Task details
Wherever the word "households" appears in a line, extract that line.

Excerpted data
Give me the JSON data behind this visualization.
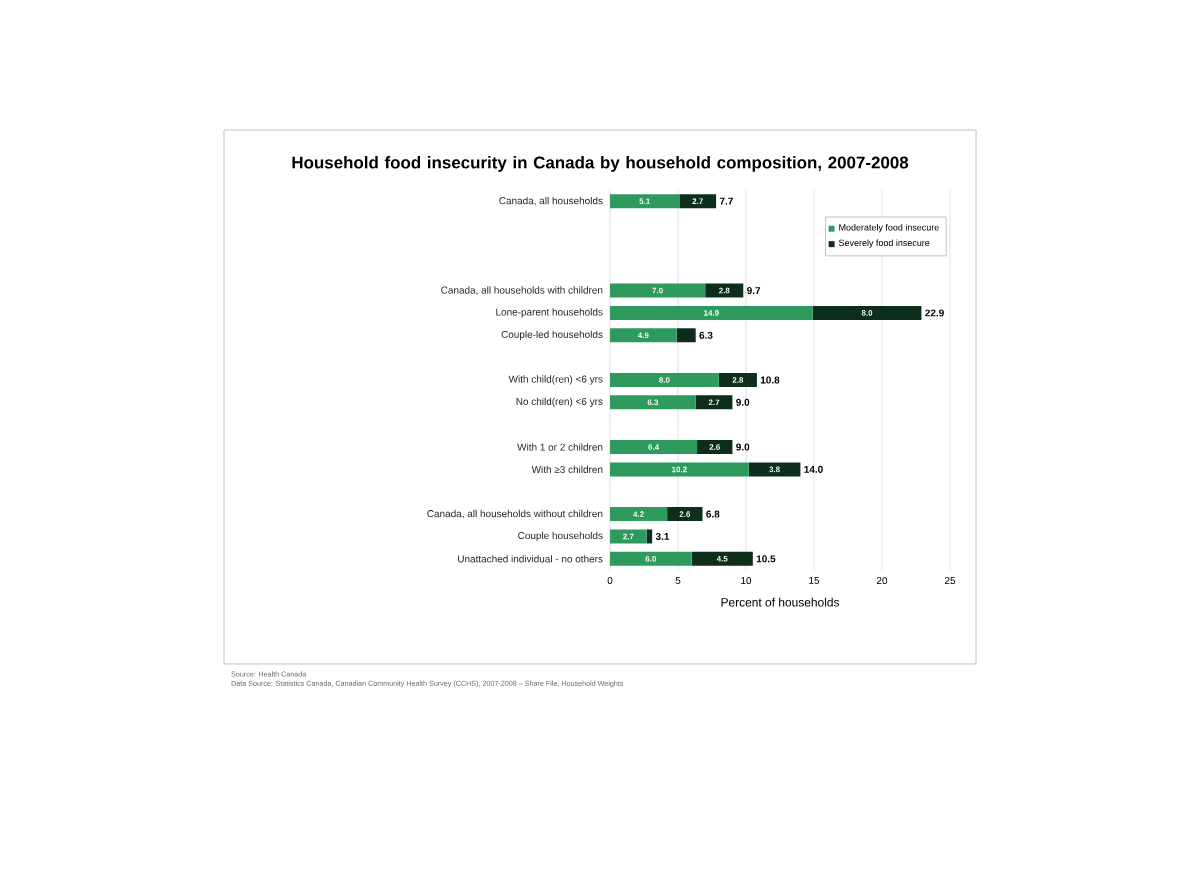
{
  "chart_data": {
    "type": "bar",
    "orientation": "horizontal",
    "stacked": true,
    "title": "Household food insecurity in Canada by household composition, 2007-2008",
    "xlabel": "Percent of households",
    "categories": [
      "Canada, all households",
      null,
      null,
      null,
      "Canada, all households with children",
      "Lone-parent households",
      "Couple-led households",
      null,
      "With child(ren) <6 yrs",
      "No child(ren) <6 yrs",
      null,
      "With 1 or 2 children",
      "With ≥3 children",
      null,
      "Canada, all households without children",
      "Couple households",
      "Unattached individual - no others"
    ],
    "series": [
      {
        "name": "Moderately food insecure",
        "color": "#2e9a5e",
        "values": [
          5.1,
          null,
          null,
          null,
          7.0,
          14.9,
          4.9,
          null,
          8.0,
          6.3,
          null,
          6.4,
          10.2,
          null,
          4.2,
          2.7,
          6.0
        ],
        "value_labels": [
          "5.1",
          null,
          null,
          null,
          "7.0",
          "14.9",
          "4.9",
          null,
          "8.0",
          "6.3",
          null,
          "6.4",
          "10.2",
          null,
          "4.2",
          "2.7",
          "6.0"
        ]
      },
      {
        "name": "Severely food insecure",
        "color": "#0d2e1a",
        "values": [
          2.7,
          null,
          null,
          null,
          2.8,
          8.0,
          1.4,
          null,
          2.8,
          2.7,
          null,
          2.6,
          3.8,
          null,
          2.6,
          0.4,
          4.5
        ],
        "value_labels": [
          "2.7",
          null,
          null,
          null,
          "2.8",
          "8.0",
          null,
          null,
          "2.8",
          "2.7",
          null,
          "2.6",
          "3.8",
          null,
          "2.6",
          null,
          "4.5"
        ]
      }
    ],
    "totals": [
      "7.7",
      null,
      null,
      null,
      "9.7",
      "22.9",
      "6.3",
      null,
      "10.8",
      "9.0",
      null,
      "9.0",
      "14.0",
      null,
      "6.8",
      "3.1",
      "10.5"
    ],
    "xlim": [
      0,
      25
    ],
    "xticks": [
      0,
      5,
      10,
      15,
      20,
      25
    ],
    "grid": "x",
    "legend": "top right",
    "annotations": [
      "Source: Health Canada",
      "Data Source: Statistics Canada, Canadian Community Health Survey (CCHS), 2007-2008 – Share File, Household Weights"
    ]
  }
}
--
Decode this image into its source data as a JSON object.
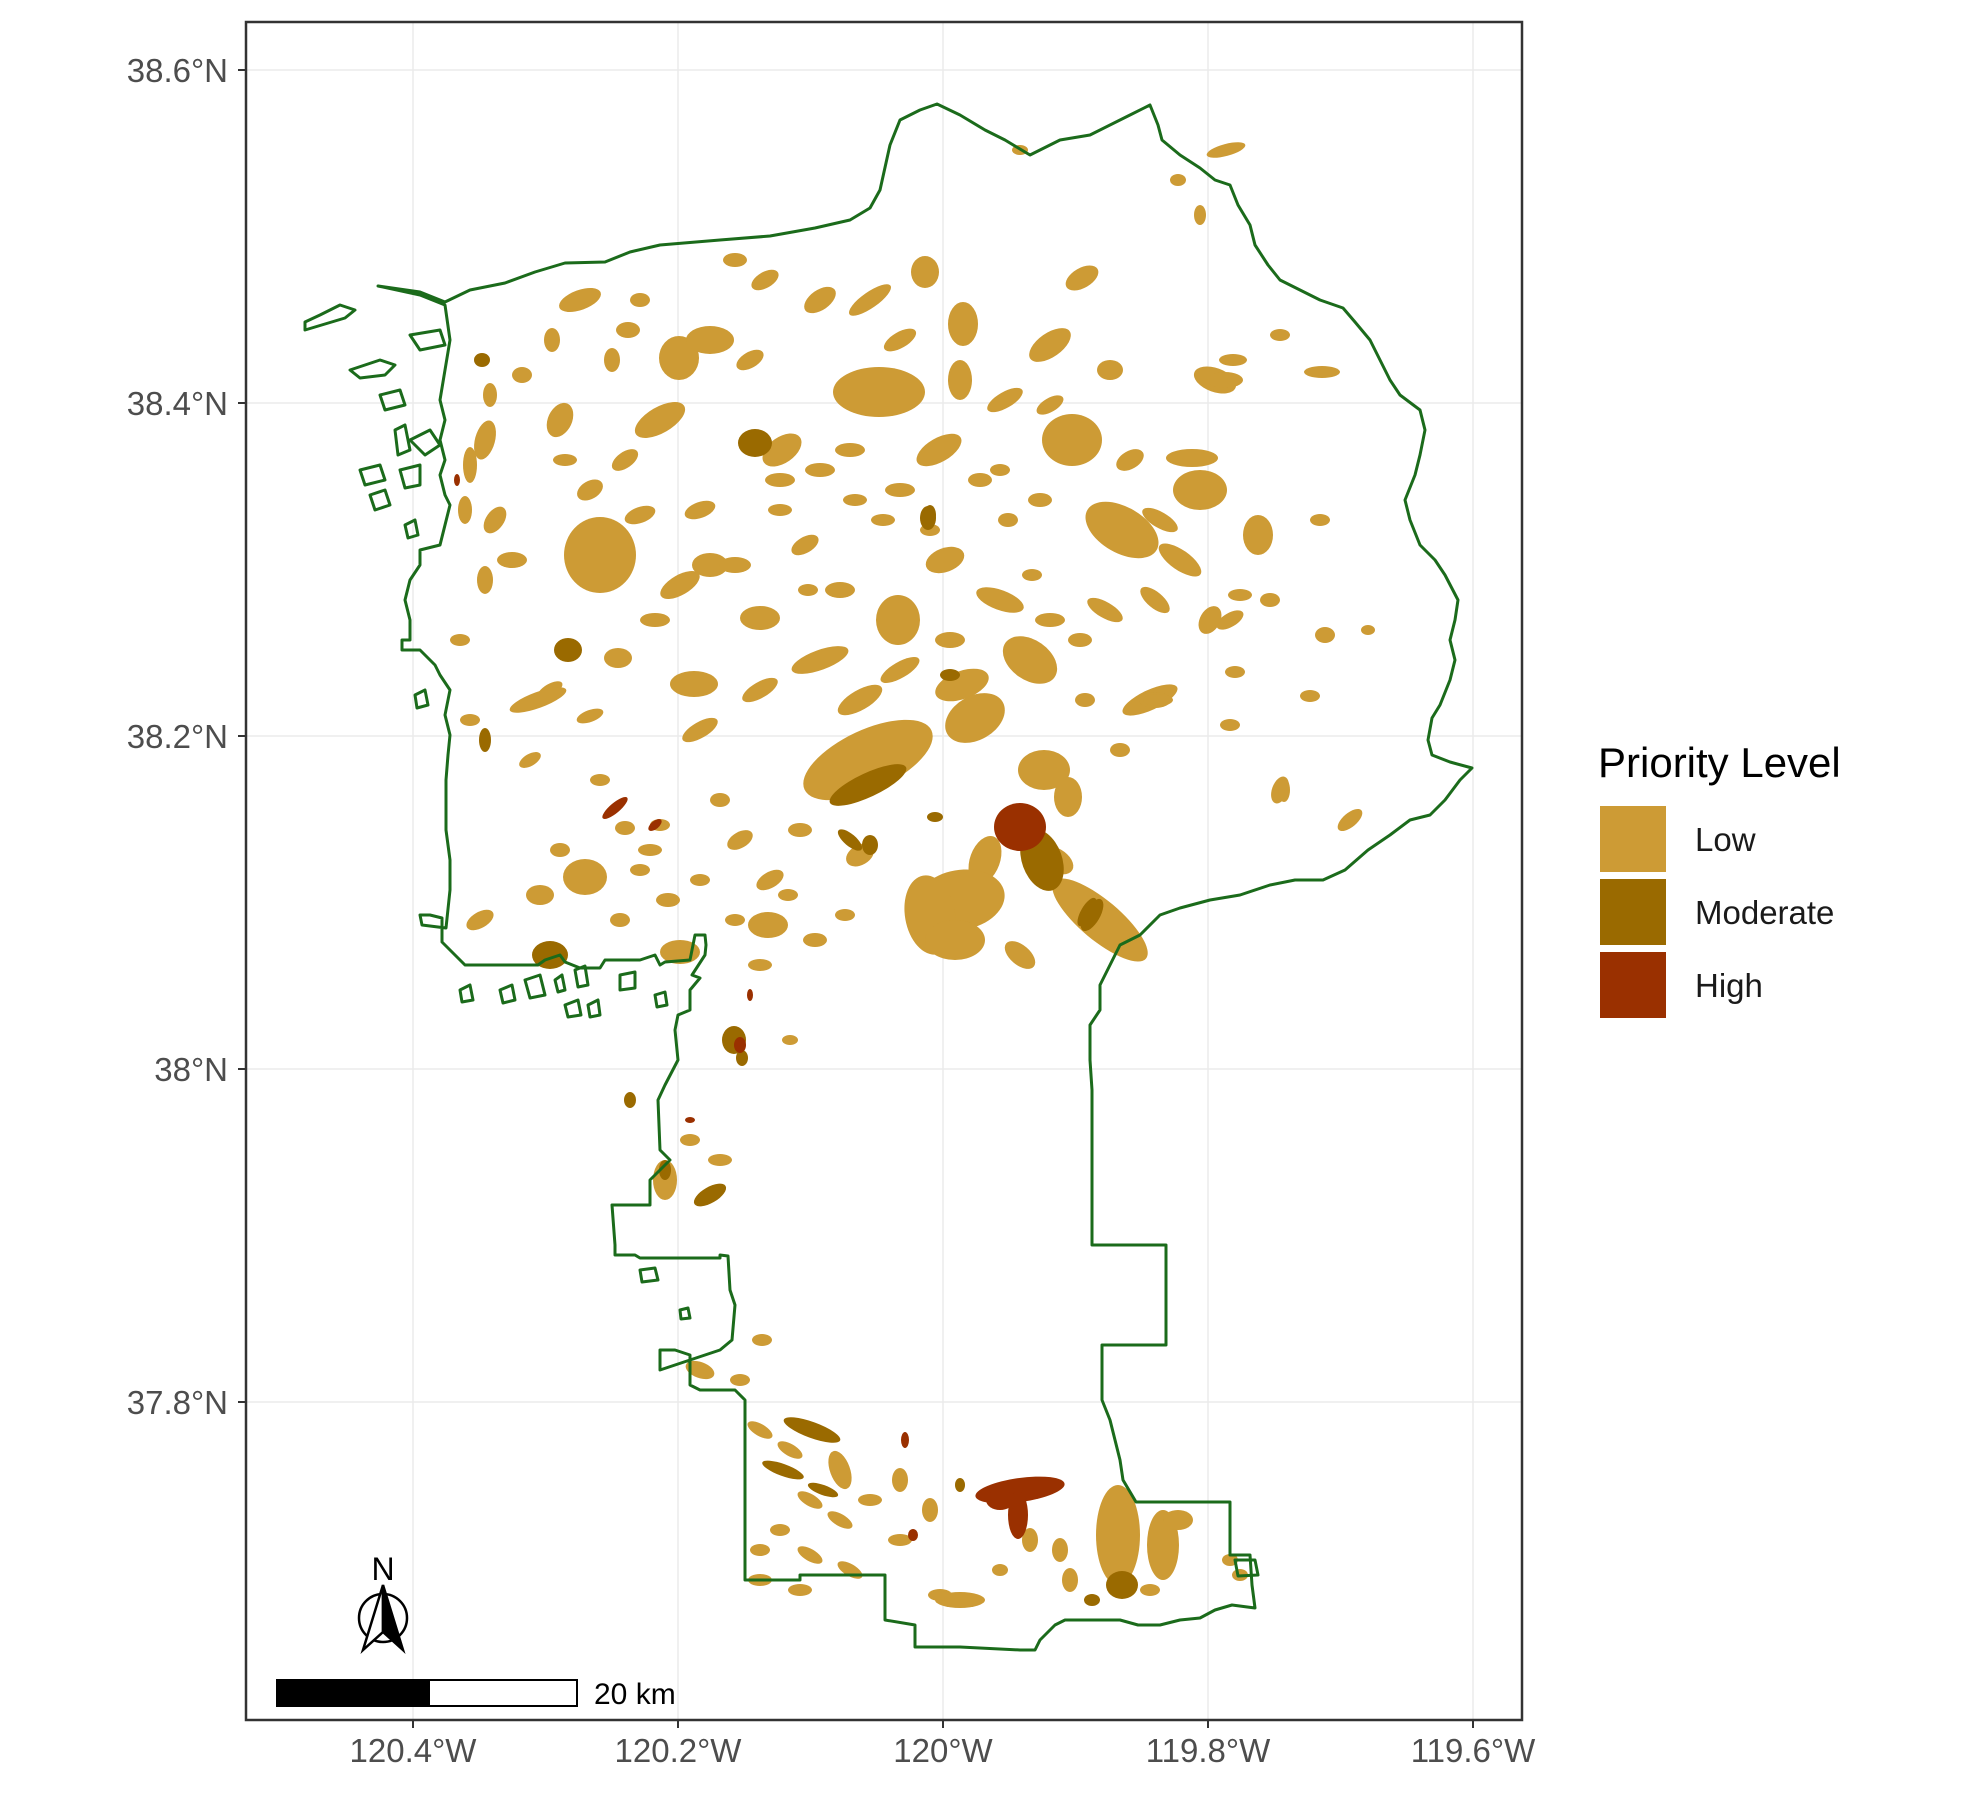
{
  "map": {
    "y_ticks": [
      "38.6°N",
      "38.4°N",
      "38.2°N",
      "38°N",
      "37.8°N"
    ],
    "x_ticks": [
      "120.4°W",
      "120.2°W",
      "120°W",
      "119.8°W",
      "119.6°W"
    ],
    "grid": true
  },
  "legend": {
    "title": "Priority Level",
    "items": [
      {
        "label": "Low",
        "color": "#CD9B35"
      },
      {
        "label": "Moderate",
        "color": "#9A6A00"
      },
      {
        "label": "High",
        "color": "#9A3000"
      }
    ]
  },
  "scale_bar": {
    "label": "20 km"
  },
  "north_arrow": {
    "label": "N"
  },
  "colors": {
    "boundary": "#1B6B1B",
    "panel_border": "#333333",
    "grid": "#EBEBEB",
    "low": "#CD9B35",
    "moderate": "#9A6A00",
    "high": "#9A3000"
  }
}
==
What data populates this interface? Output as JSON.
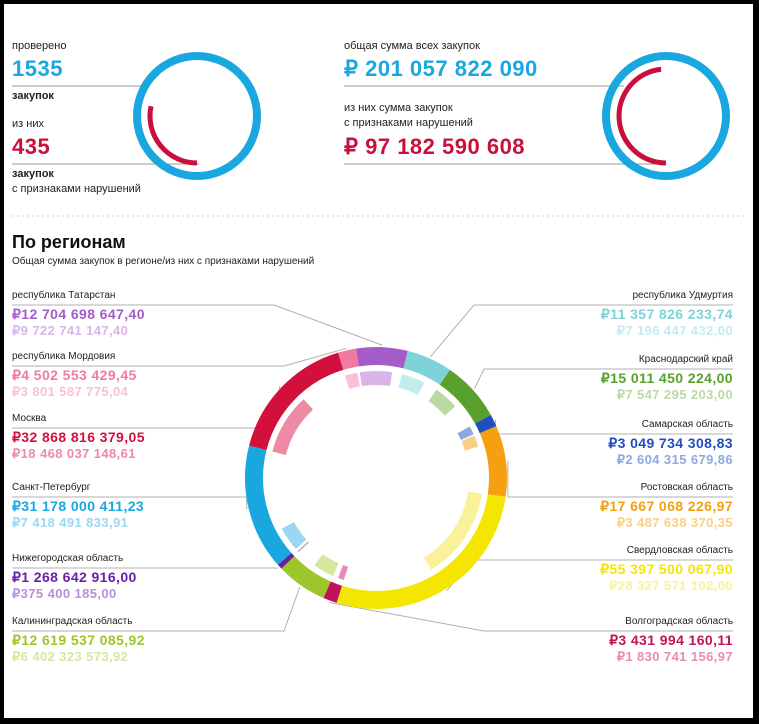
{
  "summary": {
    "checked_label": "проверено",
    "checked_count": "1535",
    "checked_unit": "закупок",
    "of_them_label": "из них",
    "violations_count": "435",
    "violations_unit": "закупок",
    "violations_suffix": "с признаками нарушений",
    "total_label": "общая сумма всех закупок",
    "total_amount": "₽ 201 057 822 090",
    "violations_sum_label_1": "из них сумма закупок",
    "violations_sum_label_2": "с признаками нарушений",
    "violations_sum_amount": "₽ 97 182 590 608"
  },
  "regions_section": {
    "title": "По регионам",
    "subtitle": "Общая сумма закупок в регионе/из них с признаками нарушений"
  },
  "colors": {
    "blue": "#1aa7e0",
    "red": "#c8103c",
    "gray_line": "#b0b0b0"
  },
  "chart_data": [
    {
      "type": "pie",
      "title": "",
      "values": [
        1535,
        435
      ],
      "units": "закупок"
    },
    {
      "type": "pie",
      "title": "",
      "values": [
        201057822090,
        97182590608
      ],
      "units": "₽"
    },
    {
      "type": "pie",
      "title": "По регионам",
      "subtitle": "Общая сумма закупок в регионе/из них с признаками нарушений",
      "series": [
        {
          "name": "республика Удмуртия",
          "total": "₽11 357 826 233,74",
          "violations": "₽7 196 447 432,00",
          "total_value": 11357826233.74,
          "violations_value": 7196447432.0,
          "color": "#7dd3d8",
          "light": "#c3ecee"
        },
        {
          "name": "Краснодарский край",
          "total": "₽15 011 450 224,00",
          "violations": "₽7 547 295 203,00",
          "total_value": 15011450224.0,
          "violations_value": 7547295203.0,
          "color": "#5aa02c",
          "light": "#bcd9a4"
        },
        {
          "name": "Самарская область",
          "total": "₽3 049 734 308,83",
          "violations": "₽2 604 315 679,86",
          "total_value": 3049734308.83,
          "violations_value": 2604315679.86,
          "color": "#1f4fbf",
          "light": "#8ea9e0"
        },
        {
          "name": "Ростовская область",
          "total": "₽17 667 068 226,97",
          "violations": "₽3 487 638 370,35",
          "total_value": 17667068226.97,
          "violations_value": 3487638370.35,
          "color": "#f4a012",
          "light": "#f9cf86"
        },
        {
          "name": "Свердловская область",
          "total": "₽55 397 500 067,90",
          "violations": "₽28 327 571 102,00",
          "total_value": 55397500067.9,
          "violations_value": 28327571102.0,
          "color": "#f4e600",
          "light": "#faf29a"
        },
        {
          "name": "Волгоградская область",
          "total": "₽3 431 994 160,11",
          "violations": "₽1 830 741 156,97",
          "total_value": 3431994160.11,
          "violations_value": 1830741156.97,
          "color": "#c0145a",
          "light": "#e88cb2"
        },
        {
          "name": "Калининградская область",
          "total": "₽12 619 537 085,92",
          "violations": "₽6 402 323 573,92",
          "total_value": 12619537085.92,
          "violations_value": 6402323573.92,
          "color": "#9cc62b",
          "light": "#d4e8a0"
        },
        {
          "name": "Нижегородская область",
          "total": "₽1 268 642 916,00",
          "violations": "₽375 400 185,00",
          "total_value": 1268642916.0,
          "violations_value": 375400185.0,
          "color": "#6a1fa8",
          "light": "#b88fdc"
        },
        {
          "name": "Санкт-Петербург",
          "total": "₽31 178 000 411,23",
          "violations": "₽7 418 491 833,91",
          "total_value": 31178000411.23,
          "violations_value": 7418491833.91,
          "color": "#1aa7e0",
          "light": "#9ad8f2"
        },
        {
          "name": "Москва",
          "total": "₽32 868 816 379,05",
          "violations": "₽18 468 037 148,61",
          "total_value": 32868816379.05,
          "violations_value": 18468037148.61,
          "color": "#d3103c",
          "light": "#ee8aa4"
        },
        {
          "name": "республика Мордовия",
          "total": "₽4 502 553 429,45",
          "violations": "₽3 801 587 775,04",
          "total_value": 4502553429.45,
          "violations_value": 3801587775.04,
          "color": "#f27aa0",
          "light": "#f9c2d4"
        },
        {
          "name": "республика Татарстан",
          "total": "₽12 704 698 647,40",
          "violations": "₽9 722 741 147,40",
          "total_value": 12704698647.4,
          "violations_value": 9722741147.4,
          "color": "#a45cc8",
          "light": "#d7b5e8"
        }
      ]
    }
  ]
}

Finished answer
    "xlabel": "Percent of households",
      "Canada, all households",
      "Canada, all households with children",
      "Lone-parent households",
      "Couple-led households",
      "Canada, all households without children",
      "Couple households",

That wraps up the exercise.